----- Exercise material

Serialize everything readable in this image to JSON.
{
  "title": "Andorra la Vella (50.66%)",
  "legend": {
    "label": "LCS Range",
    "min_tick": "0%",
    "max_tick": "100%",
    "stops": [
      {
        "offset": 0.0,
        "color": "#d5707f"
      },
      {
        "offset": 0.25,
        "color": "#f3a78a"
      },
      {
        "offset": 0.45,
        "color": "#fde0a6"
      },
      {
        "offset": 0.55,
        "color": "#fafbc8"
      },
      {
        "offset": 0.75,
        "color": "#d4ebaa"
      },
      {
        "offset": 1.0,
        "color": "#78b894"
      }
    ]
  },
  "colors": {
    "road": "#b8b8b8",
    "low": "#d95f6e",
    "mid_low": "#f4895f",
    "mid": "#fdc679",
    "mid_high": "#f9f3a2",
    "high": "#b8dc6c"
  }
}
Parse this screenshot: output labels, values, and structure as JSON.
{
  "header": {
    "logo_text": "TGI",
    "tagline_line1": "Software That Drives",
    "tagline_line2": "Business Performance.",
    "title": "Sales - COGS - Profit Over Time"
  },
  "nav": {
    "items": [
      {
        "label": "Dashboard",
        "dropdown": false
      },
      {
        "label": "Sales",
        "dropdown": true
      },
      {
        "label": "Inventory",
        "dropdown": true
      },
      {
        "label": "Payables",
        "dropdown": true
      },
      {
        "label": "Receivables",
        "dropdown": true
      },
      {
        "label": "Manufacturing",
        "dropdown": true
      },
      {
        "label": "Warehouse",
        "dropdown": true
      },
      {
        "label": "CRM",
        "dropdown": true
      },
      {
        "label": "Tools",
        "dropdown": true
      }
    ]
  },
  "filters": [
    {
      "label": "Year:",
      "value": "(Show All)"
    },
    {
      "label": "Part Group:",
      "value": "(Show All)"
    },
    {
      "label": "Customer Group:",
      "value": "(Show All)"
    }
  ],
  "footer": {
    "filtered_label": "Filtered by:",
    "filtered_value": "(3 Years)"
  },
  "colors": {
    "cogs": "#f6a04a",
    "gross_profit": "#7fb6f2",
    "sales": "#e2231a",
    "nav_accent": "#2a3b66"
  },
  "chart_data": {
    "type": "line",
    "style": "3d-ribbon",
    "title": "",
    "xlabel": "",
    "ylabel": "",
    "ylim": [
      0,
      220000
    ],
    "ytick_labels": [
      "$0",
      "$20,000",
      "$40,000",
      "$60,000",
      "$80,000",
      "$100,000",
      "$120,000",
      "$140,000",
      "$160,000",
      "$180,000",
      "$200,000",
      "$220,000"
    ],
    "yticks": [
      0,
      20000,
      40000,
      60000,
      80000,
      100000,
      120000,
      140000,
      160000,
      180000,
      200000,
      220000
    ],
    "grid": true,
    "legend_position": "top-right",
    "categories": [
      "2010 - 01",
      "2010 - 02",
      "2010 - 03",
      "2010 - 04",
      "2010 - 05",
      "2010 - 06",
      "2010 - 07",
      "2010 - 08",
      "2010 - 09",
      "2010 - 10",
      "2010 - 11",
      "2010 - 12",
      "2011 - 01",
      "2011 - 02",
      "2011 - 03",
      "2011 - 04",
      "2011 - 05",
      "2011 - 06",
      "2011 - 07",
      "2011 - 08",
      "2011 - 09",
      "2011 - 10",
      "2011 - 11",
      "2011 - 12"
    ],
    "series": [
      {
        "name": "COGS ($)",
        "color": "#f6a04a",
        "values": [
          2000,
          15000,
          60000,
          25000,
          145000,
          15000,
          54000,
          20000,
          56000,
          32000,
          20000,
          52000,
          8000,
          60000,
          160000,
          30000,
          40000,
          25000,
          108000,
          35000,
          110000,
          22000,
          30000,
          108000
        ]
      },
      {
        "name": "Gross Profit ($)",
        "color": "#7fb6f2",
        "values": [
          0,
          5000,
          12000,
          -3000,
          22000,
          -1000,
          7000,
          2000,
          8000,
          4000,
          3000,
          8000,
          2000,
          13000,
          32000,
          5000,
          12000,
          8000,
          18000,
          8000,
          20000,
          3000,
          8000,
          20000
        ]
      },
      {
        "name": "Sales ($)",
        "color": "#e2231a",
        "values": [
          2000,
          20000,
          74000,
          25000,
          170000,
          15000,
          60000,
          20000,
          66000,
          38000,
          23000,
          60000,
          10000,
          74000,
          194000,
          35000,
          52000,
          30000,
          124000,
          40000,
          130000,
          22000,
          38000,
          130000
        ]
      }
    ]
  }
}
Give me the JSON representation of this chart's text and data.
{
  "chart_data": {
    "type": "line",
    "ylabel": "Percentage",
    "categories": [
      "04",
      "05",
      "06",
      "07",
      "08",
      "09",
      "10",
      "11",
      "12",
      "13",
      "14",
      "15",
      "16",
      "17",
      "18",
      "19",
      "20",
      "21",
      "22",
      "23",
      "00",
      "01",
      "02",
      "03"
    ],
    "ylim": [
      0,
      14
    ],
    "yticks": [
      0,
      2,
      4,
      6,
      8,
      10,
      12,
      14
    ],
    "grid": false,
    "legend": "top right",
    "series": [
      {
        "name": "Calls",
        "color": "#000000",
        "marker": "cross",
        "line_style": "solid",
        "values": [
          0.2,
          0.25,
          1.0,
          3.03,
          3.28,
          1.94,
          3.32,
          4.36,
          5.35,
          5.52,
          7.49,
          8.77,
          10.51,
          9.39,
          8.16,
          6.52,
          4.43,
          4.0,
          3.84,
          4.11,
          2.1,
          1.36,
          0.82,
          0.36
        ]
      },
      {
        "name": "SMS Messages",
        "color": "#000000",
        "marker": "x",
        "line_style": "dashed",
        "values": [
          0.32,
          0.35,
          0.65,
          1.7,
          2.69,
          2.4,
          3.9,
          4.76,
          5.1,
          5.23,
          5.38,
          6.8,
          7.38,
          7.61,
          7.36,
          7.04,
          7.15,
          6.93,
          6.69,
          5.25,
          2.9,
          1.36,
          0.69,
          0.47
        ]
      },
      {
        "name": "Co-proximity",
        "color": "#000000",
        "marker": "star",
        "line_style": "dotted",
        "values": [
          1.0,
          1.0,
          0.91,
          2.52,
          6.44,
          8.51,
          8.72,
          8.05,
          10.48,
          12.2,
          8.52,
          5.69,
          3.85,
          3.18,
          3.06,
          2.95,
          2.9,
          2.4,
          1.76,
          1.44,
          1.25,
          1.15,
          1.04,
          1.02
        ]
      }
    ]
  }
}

----------

### Directive
Restate all of the entries above precisely.

### Answer to the exercise
Serialize everything readable in this image to JSON.
{
  "title": "Andorra la Vella (50.66%)",
  "legend": {
    "label": "LCS Range",
    "min_tick": "0%",
    "max_tick": "100%",
    "stops": [
      {
        "offset": 0.0,
        "color": "#d5707f"
      },
      {
        "offset": 0.25,
        "color": "#f3a78a"
      },
      {
        "offset": 0.45,
        "color": "#fde0a6"
      },
      {
        "offset": 0.55,
        "color": "#fafbc8"
      },
      {
        "offset": 0.75,
        "color": "#d4ebaa"
      },
      {
        "offset": 1.0,
        "color": "#78b894"
      }
    ]
  },
  "colors": {
    "road": "#b8b8b8",
    "low": "#d95f6e",
    "mid_low": "#f4895f",
    "mid": "#fdc679",
    "mid_high": "#f9f3a2",
    "high": "#b8dc6c"
  }
}
Parse this screenshot: output labels, values, and structure as JSON.
{
  "header": {
    "logo_text": "TGI",
    "tagline_line1": "Software That Drives",
    "tagline_line2": "Business Performance.",
    "title": "Sales - COGS - Profit Over Time"
  },
  "nav": {
    "items": [
      {
        "label": "Dashboard",
        "dropdown": false
      },
      {
        "label": "Sales",
        "dropdown": true
      },
      {
        "label": "Inventory",
        "dropdown": true
      },
      {
        "label": "Payables",
        "dropdown": true
      },
      {
        "label": "Receivables",
        "dropdown": true
      },
      {
        "label": "Manufacturing",
        "dropdown": true
      },
      {
        "label": "Warehouse",
        "dropdown": true
      },
      {
        "label": "CRM",
        "dropdown": true
      },
      {
        "label": "Tools",
        "dropdown": true
      }
    ]
  },
  "filters": [
    {
      "label": "Year:",
      "value": "(Show All)"
    },
    {
      "label": "Part Group:",
      "value": "(Show All)"
    },
    {
      "label": "Customer Group:",
      "value": "(Show All)"
    }
  ],
  "footer": {
    "filtered_label": "Filtered by:",
    "filtered_value": "(3 Years)"
  },
  "colors": {
    "cogs": "#f6a04a",
    "gross_profit": "#7fb6f2",
    "sales": "#e2231a",
    "nav_accent": "#2a3b66"
  },
  "chart_data": {
    "type": "line",
    "style": "3d-ribbon",
    "title": "",
    "xlabel": "",
    "ylabel": "",
    "ylim": [
      0,
      220000
    ],
    "ytick_labels": [
      "$0",
      "$20,000",
      "$40,000",
      "$60,000",
      "$80,000",
      "$100,000",
      "$120,000",
      "$140,000",
      "$160,000",
      "$180,000",
      "$200,000",
      "$220,000"
    ],
    "yticks": [
      0,
      20000,
      40000,
      60000,
      80000,
      100000,
      120000,
      140000,
      160000,
      180000,
      200000,
      220000
    ],
    "grid": true,
    "legend_position": "top-right",
    "categories": [
      "2010 - 01",
      "2010 - 02",
      "2010 - 03",
      "2010 - 04",
      "2010 - 05",
      "2010 - 06",
      "2010 - 07",
      "2010 - 08",
      "2010 - 09",
      "2010 - 10",
      "2010 - 11",
      "2010 - 12",
      "2011 - 01",
      "2011 - 02",
      "2011 - 03",
      "2011 - 04",
      "2011 - 05",
      "2011 - 06",
      "2011 - 07",
      "2011 - 08",
      "2011 - 09",
      "2011 - 10",
      "2011 - 11",
      "2011 - 12"
    ],
    "series": [
      {
        "name": "COGS ($)",
        "color": "#f6a04a",
        "values": [
          2000,
          15000,
          60000,
          25000,
          145000,
          15000,
          54000,
          20000,
          56000,
          32000,
          20000,
          52000,
          8000,
          60000,
          160000,
          30000,
          40000,
          25000,
          108000,
          35000,
          110000,
          22000,
          30000,
          108000
        ]
      },
      {
        "name": "Gross Profit ($)",
        "color": "#7fb6f2",
        "values": [
          0,
          5000,
          12000,
          -3000,
          22000,
          -1000,
          7000,
          2000,
          8000,
          4000,
          3000,
          8000,
          2000,
          13000,
          32000,
          5000,
          12000,
          8000,
          18000,
          8000,
          20000,
          3000,
          8000,
          20000
        ]
      },
      {
        "name": "Sales ($)",
        "color": "#e2231a",
        "values": [
          2000,
          20000,
          74000,
          25000,
          170000,
          15000,
          60000,
          20000,
          66000,
          38000,
          23000,
          60000,
          10000,
          74000,
          194000,
          35000,
          52000,
          30000,
          124000,
          40000,
          130000,
          22000,
          38000,
          130000
        ]
      }
    ]
  }
}
Give me the JSON representation of this chart's text and data.
{
  "chart_data": {
    "type": "line",
    "ylabel": "Percentage",
    "categories": [
      "04",
      "05",
      "06",
      "07",
      "08",
      "09",
      "10",
      "11",
      "12",
      "13",
      "14",
      "15",
      "16",
      "17",
      "18",
      "19",
      "20",
      "21",
      "22",
      "23",
      "00",
      "01",
      "02",
      "03"
    ],
    "ylim": [
      0,
      14
    ],
    "yticks": [
      0,
      2,
      4,
      6,
      8,
      10,
      12,
      14
    ],
    "grid": false,
    "legend": "top right",
    "series": [
      {
        "name": "Calls",
        "color": "#000000",
        "marker": "cross",
        "line_style": "solid",
        "values": [
          0.2,
          0.25,
          1.0,
          3.03,
          3.28,
          1.94,
          3.32,
          4.36,
          5.35,
          5.52,
          7.49,
          8.77,
          10.51,
          9.39,
          8.16,
          6.52,
          4.43,
          4.0,
          3.84,
          4.11,
          2.1,
          1.36,
          0.82,
          0.36
        ]
      },
      {
        "name": "SMS Messages",
        "color": "#000000",
        "marker": "x",
        "line_style": "dashed",
        "values": [
          0.32,
          0.35,
          0.65,
          1.7,
          2.69,
          2.4,
          3.9,
          4.76,
          5.1,
          5.23,
          5.38,
          6.8,
          7.38,
          7.61,
          7.36,
          7.04,
          7.15,
          6.93,
          6.69,
          5.25,
          2.9,
          1.36,
          0.69,
          0.47
        ]
      },
      {
        "name": "Co-proximity",
        "color": "#000000",
        "marker": "star",
        "line_style": "dotted",
        "values": [
          1.0,
          1.0,
          0.91,
          2.52,
          6.44,
          8.51,
          8.72,
          8.05,
          10.48,
          12.2,
          8.52,
          5.69,
          3.85,
          3.18,
          3.06,
          2.95,
          2.9,
          2.4,
          1.76,
          1.44,
          1.25,
          1.15,
          1.04,
          1.02
        ]
      }
    ]
  }
}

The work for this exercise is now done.